--- start ---

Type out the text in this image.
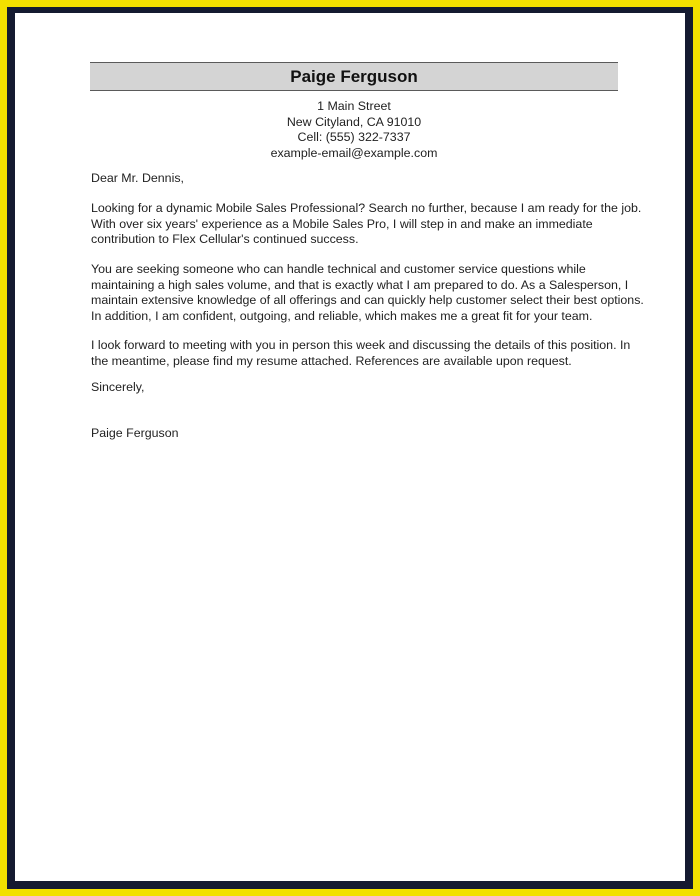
Paige Ferguson
1 Main Street
New Cityland, CA 91010
Cell: (555) 322-7337
example-email@example.com
Dear Mr. Dennis,
Looking for a dynamic Mobile Sales Professional? Search no further, because I am ready for the job.
With over six years' experience as a Mobile Sales Pro, I will step in and make an immediate
contribution to Flex Cellular's continued success.
You are seeking someone who can handle technical and customer service questions while
maintaining a high sales volume, and that is exactly what I am prepared to do. As a Salesperson, I
maintain extensive knowledge of all offerings and can quickly help customer select their best options.
In addition, I am confident, outgoing, and reliable, which makes me a great fit for your team.
I look forward to meeting with you in person this week and discussing the details of this position. In
the meantime, please find my resume attached. References are available upon request.
Sincerely,
Paige Ferguson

--- end ---

| The request |
From the entries above, list each line with "this" in it.

| Solved exercise |
Type out the text in this image.
I look forward to meeting with you in person this week and discussing the details of this position. In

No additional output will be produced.